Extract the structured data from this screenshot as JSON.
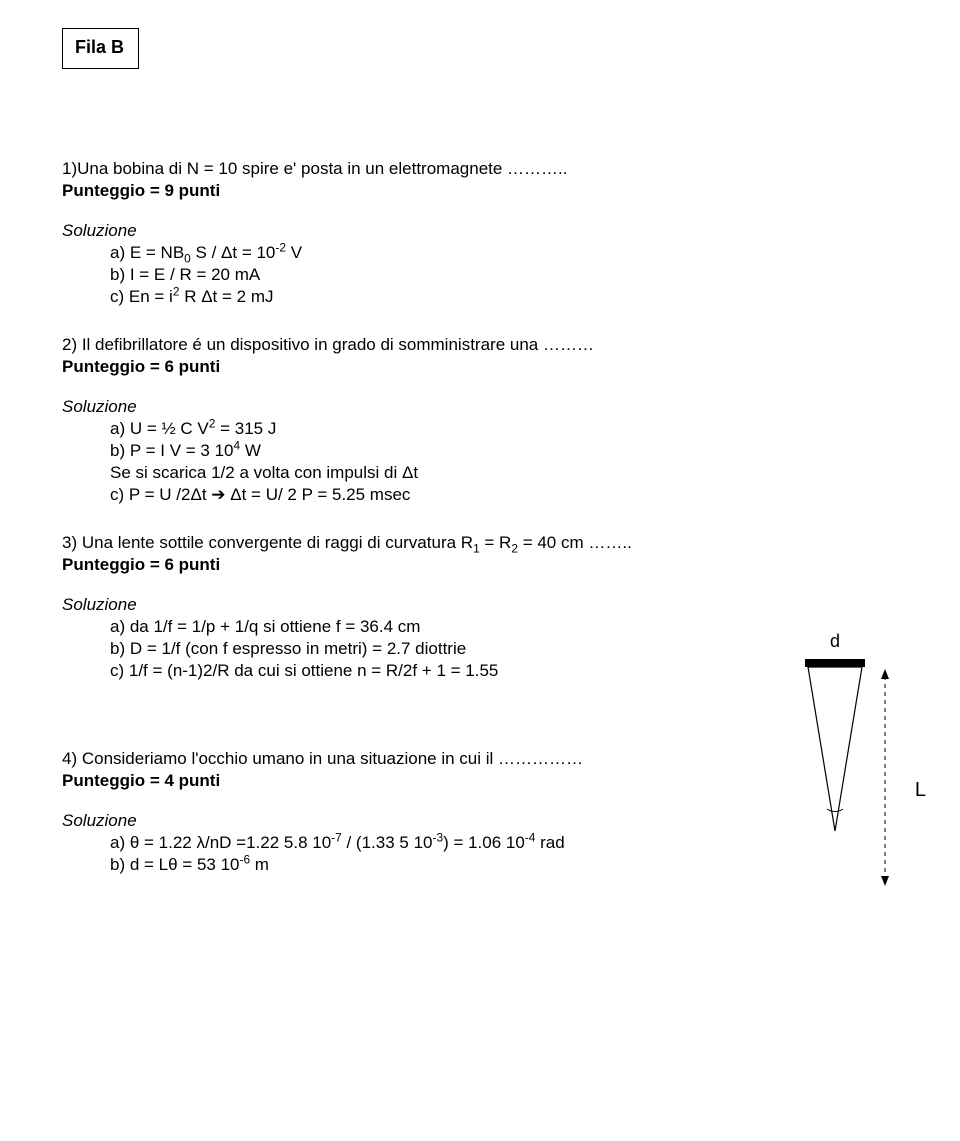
{
  "header": {
    "fila": "Fila B"
  },
  "problems": {
    "p1": {
      "intro": "1)Una bobina di N = 10 spire e' posta in un elettromagnete ………..",
      "score": "Punteggio = 9 punti",
      "solution_label": "Soluzione",
      "a_html": "a) E = NB<sub>0</sub> S / Δt = 10<sup>-2</sup> V",
      "b_html": "b) I = E / R = 20 mA",
      "c_html": "c) En = i<sup>2</sup> R Δt = 2 mJ"
    },
    "p2": {
      "intro": "2) Il defibrillatore é un dispositivo in grado di somministrare una ………",
      "score": "Punteggio = 6 punti",
      "solution_label": "Soluzione",
      "a_html": "a) U = ½ C V<sup>2</sup> = 315 J",
      "b_html": "b) P = I V = 3 10<sup>4</sup> W",
      "c_line": "Se si scarica 1/2 a volta con impulsi di Δt",
      "c2_html": "c) P = U /2Δt ➔  Δt  = U/ 2 P  = 5.25 msec"
    },
    "p3": {
      "intro_html": "3) Una lente sottile convergente di raggi di curvatura R<sub>1</sub> = R<sub>2</sub> = 40 cm ……..",
      "score": "Punteggio = 6 punti",
      "solution_label": "Soluzione",
      "a": "a) da 1/f = 1/p + 1/q si ottiene f = 36.4 cm",
      "b": "b) D = 1/f (con f espresso in metri) = 2.7 diottrie",
      "c": "c) 1/f = (n-1)2/R da cui si ottiene n = R/2f + 1 = 1.55"
    },
    "p4": {
      "intro": "4) Consideriamo l'occhio umano in una situazione in cui il ……………",
      "score": "Punteggio = 4 punti",
      "solution_label": "Soluzione",
      "a_html": "a) θ = 1.22 λ/nD =1.22 5.8 10<sup>-7</sup> / (1.33 5 10<sup>-3</sup>) = 1.06 10<sup>-4</sup> rad",
      "b_html": "b) d = Lθ = 53 10<sup>-6</sup> m"
    }
  },
  "diagram": {
    "d_label": "d",
    "l_label": "L",
    "stroke": "#000000",
    "cone_fill": "#ffffff",
    "dash": "4,4"
  }
}
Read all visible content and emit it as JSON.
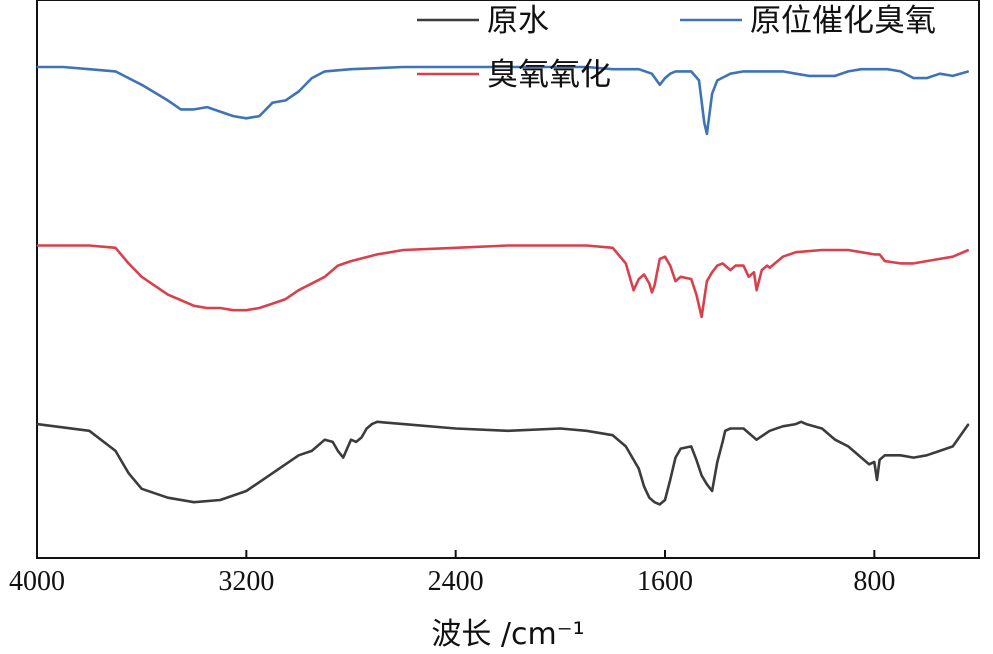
{
  "chart_data": {
    "type": "line",
    "title": "",
    "xlabel": "波长  /cm⁻¹",
    "ylabel": "",
    "xlim": [
      4000,
      400
    ],
    "x_reversed": true,
    "x_ticks": [
      "4000",
      "3200",
      "2400",
      "1600",
      "800"
    ],
    "grid": false,
    "y_ticks_shown": false,
    "legend_position": "top",
    "series": [
      {
        "name": "原水",
        "color": "#3c3c3c",
        "x": [
          4000,
          3800,
          3700,
          3650,
          3600,
          3500,
          3400,
          3300,
          3200,
          3100,
          3000,
          2950,
          2900,
          2870,
          2850,
          2830,
          2800,
          2780,
          2760,
          2740,
          2720,
          2700,
          2600,
          2400,
          2200,
          2000,
          1900,
          1800,
          1750,
          1700,
          1680,
          1660,
          1640,
          1620,
          1600,
          1580,
          1560,
          1540,
          1500,
          1480,
          1460,
          1440,
          1420,
          1400,
          1380,
          1370,
          1350,
          1300,
          1250,
          1200,
          1150,
          1100,
          1080,
          1060,
          1000,
          950,
          900,
          850,
          820,
          800,
          790,
          780,
          760,
          700,
          650,
          600,
          550,
          500,
          440
        ],
        "y": [
          0.6,
          0.57,
          0.48,
          0.38,
          0.31,
          0.27,
          0.25,
          0.26,
          0.3,
          0.38,
          0.46,
          0.48,
          0.53,
          0.52,
          0.48,
          0.45,
          0.53,
          0.52,
          0.54,
          0.58,
          0.6,
          0.61,
          0.6,
          0.58,
          0.57,
          0.58,
          0.57,
          0.55,
          0.5,
          0.4,
          0.32,
          0.27,
          0.25,
          0.24,
          0.26,
          0.35,
          0.45,
          0.49,
          0.5,
          0.44,
          0.37,
          0.33,
          0.3,
          0.43,
          0.52,
          0.57,
          0.58,
          0.58,
          0.53,
          0.57,
          0.59,
          0.6,
          0.61,
          0.6,
          0.58,
          0.53,
          0.5,
          0.45,
          0.42,
          0.43,
          0.35,
          0.44,
          0.46,
          0.46,
          0.45,
          0.46,
          0.48,
          0.5,
          0.6
        ]
      },
      {
        "name": "臭氧氧化",
        "color": "#d8414b",
        "x": [
          4000,
          3800,
          3700,
          3650,
          3600,
          3500,
          3400,
          3350,
          3300,
          3250,
          3200,
          3150,
          3100,
          3050,
          3000,
          2900,
          2850,
          2800,
          2700,
          2600,
          2400,
          2200,
          2000,
          1900,
          1800,
          1750,
          1720,
          1700,
          1680,
          1660,
          1650,
          1640,
          1630,
          1620,
          1600,
          1580,
          1560,
          1540,
          1500,
          1480,
          1460,
          1440,
          1420,
          1400,
          1380,
          1350,
          1330,
          1300,
          1280,
          1260,
          1250,
          1230,
          1210,
          1200,
          1150,
          1100,
          1000,
          950,
          900,
          850,
          800,
          780,
          760,
          700,
          650,
          600,
          550,
          500,
          440
        ],
        "y": [
          1.4,
          1.4,
          1.39,
          1.32,
          1.26,
          1.18,
          1.13,
          1.12,
          1.12,
          1.11,
          1.11,
          1.12,
          1.14,
          1.16,
          1.2,
          1.26,
          1.31,
          1.33,
          1.36,
          1.38,
          1.39,
          1.4,
          1.4,
          1.4,
          1.39,
          1.32,
          1.2,
          1.25,
          1.27,
          1.23,
          1.19,
          1.22,
          1.28,
          1.34,
          1.35,
          1.31,
          1.24,
          1.26,
          1.25,
          1.18,
          1.08,
          1.24,
          1.28,
          1.31,
          1.32,
          1.29,
          1.31,
          1.31,
          1.26,
          1.28,
          1.2,
          1.29,
          1.31,
          1.3,
          1.35,
          1.37,
          1.38,
          1.38,
          1.38,
          1.37,
          1.36,
          1.36,
          1.33,
          1.32,
          1.32,
          1.33,
          1.34,
          1.35,
          1.38
        ]
      },
      {
        "name": "原位催化臭氧",
        "color": "#3f73b5",
        "x": [
          4000,
          3900,
          3800,
          3700,
          3600,
          3500,
          3450,
          3400,
          3350,
          3300,
          3250,
          3200,
          3150,
          3100,
          3050,
          3000,
          2950,
          2900,
          2800,
          2600,
          2400,
          2200,
          2000,
          1900,
          1800,
          1700,
          1650,
          1620,
          1600,
          1580,
          1560,
          1540,
          1500,
          1470,
          1450,
          1440,
          1420,
          1400,
          1350,
          1300,
          1200,
          1150,
          1100,
          1050,
          1000,
          950,
          900,
          850,
          800,
          750,
          700,
          650,
          600,
          550,
          500,
          440
        ],
        "y": [
          2.2,
          2.2,
          2.19,
          2.18,
          2.12,
          2.05,
          2.01,
          2.01,
          2.02,
          2.0,
          1.98,
          1.97,
          1.98,
          2.04,
          2.05,
          2.09,
          2.15,
          2.18,
          2.19,
          2.2,
          2.2,
          2.2,
          2.2,
          2.2,
          2.19,
          2.19,
          2.17,
          2.12,
          2.15,
          2.17,
          2.18,
          2.18,
          2.18,
          2.14,
          1.95,
          1.9,
          2.08,
          2.14,
          2.17,
          2.18,
          2.18,
          2.18,
          2.17,
          2.16,
          2.16,
          2.16,
          2.18,
          2.19,
          2.19,
          2.19,
          2.18,
          2.15,
          2.15,
          2.17,
          2.16,
          2.18
        ]
      }
    ]
  }
}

**What to work on:** Transcribe the listing in full and omit the pictures.

**Full solution:**
Extract the structured data from this screenshot as JSON.
{
  "header": {
    "fila": "Fila B"
  },
  "problems": {
    "p1": {
      "intro": "1)Una bobina di N = 10 spire e' posta in un elettromagnete ………..",
      "score": "Punteggio = 9 punti",
      "solution_label": "Soluzione",
      "a_html": "a) E = NB<sub>0</sub> S / Δt = 10<sup>-2</sup> V",
      "b_html": "b) I = E / R = 20 mA",
      "c_html": "c) En = i<sup>2</sup> R Δt = 2 mJ"
    },
    "p2": {
      "intro": "2) Il defibrillatore é un dispositivo in grado di somministrare una ………",
      "score": "Punteggio = 6 punti",
      "solution_label": "Soluzione",
      "a_html": "a) U = ½ C V<sup>2</sup> = 315 J",
      "b_html": "b) P = I V = 3 10<sup>4</sup> W",
      "c_line": "Se si scarica 1/2 a volta con impulsi di Δt",
      "c2_html": "c) P = U /2Δt ➔  Δt  = U/ 2 P  = 5.25 msec"
    },
    "p3": {
      "intro_html": "3) Una lente sottile convergente di raggi di curvatura R<sub>1</sub> = R<sub>2</sub> = 40 cm ……..",
      "score": "Punteggio = 6 punti",
      "solution_label": "Soluzione",
      "a": "a) da 1/f = 1/p + 1/q si ottiene f = 36.4 cm",
      "b": "b) D = 1/f (con f espresso in metri) = 2.7 diottrie",
      "c": "c) 1/f = (n-1)2/R da cui si ottiene n = R/2f + 1 = 1.55"
    },
    "p4": {
      "intro": "4) Consideriamo l'occhio umano in una situazione in cui il ……………",
      "score": "Punteggio = 4 punti",
      "solution_label": "Soluzione",
      "a_html": "a) θ = 1.22 λ/nD =1.22 5.8 10<sup>-7</sup> / (1.33 5 10<sup>-3</sup>) = 1.06 10<sup>-4</sup> rad",
      "b_html": "b) d = Lθ = 53 10<sup>-6</sup> m"
    }
  },
  "diagram": {
    "d_label": "d",
    "l_label": "L",
    "stroke": "#000000",
    "cone_fill": "#ffffff",
    "dash": "4,4"
  }
}
Read all visible content and emit it as JSON.
{
  "chart_data": {
    "type": "line",
    "title": "",
    "xlabel": "波长  /cm⁻¹",
    "ylabel": "",
    "xlim": [
      4000,
      400
    ],
    "x_reversed": true,
    "x_ticks": [
      "4000",
      "3200",
      "2400",
      "1600",
      "800"
    ],
    "grid": false,
    "y_ticks_shown": false,
    "legend_position": "top",
    "series": [
      {
        "name": "原水",
        "color": "#3c3c3c",
        "x": [
          4000,
          3800,
          3700,
          3650,
          3600,
          3500,
          3400,
          3300,
          3200,
          3100,
          3000,
          2950,
          2900,
          2870,
          2850,
          2830,
          2800,
          2780,
          2760,
          2740,
          2720,
          2700,
          2600,
          2400,
          2200,
          2000,
          1900,
          1800,
          1750,
          1700,
          1680,
          1660,
          1640,
          1620,
          1600,
          1580,
          1560,
          1540,
          1500,
          1480,
          1460,
          1440,
          1420,
          1400,
          1380,
          1370,
          1350,
          1300,
          1250,
          1200,
          1150,
          1100,
          1080,
          1060,
          1000,
          950,
          900,
          850,
          820,
          800,
          790,
          780,
          760,
          700,
          650,
          600,
          550,
          500,
          440
        ],
        "y": [
          0.6,
          0.57,
          0.48,
          0.38,
          0.31,
          0.27,
          0.25,
          0.26,
          0.3,
          0.38,
          0.46,
          0.48,
          0.53,
          0.52,
          0.48,
          0.45,
          0.53,
          0.52,
          0.54,
          0.58,
          0.6,
          0.61,
          0.6,
          0.58,
          0.57,
          0.58,
          0.57,
          0.55,
          0.5,
          0.4,
          0.32,
          0.27,
          0.25,
          0.24,
          0.26,
          0.35,
          0.45,
          0.49,
          0.5,
          0.44,
          0.37,
          0.33,
          0.3,
          0.43,
          0.52,
          0.57,
          0.58,
          0.58,
          0.53,
          0.57,
          0.59,
          0.6,
          0.61,
          0.6,
          0.58,
          0.53,
          0.5,
          0.45,
          0.42,
          0.43,
          0.35,
          0.44,
          0.46,
          0.46,
          0.45,
          0.46,
          0.48,
          0.5,
          0.6
        ]
      },
      {
        "name": "臭氧氧化",
        "color": "#d8414b",
        "x": [
          4000,
          3800,
          3700,
          3650,
          3600,
          3500,
          3400,
          3350,
          3300,
          3250,
          3200,
          3150,
          3100,
          3050,
          3000,
          2900,
          2850,
          2800,
          2700,
          2600,
          2400,
          2200,
          2000,
          1900,
          1800,
          1750,
          1720,
          1700,
          1680,
          1660,
          1650,
          1640,
          1630,
          1620,
          1600,
          1580,
          1560,
          1540,
          1500,
          1480,
          1460,
          1440,
          1420,
          1400,
          1380,
          1350,
          1330,
          1300,
          1280,
          1260,
          1250,
          1230,
          1210,
          1200,
          1150,
          1100,
          1000,
          950,
          900,
          850,
          800,
          780,
          760,
          700,
          650,
          600,
          550,
          500,
          440
        ],
        "y": [
          1.4,
          1.4,
          1.39,
          1.32,
          1.26,
          1.18,
          1.13,
          1.12,
          1.12,
          1.11,
          1.11,
          1.12,
          1.14,
          1.16,
          1.2,
          1.26,
          1.31,
          1.33,
          1.36,
          1.38,
          1.39,
          1.4,
          1.4,
          1.4,
          1.39,
          1.32,
          1.2,
          1.25,
          1.27,
          1.23,
          1.19,
          1.22,
          1.28,
          1.34,
          1.35,
          1.31,
          1.24,
          1.26,
          1.25,
          1.18,
          1.08,
          1.24,
          1.28,
          1.31,
          1.32,
          1.29,
          1.31,
          1.31,
          1.26,
          1.28,
          1.2,
          1.29,
          1.31,
          1.3,
          1.35,
          1.37,
          1.38,
          1.38,
          1.38,
          1.37,
          1.36,
          1.36,
          1.33,
          1.32,
          1.32,
          1.33,
          1.34,
          1.35,
          1.38
        ]
      },
      {
        "name": "原位催化臭氧",
        "color": "#3f73b5",
        "x": [
          4000,
          3900,
          3800,
          3700,
          3600,
          3500,
          3450,
          3400,
          3350,
          3300,
          3250,
          3200,
          3150,
          3100,
          3050,
          3000,
          2950,
          2900,
          2800,
          2600,
          2400,
          2200,
          2000,
          1900,
          1800,
          1700,
          1650,
          1620,
          1600,
          1580,
          1560,
          1540,
          1500,
          1470,
          1450,
          1440,
          1420,
          1400,
          1350,
          1300,
          1200,
          1150,
          1100,
          1050,
          1000,
          950,
          900,
          850,
          800,
          750,
          700,
          650,
          600,
          550,
          500,
          440
        ],
        "y": [
          2.2,
          2.2,
          2.19,
          2.18,
          2.12,
          2.05,
          2.01,
          2.01,
          2.02,
          2.0,
          1.98,
          1.97,
          1.98,
          2.04,
          2.05,
          2.09,
          2.15,
          2.18,
          2.19,
          2.2,
          2.2,
          2.2,
          2.2,
          2.2,
          2.19,
          2.19,
          2.17,
          2.12,
          2.15,
          2.17,
          2.18,
          2.18,
          2.18,
          2.14,
          1.95,
          1.9,
          2.08,
          2.14,
          2.17,
          2.18,
          2.18,
          2.18,
          2.17,
          2.16,
          2.16,
          2.16,
          2.18,
          2.19,
          2.19,
          2.19,
          2.18,
          2.15,
          2.15,
          2.17,
          2.16,
          2.18
        ]
      }
    ]
  }
}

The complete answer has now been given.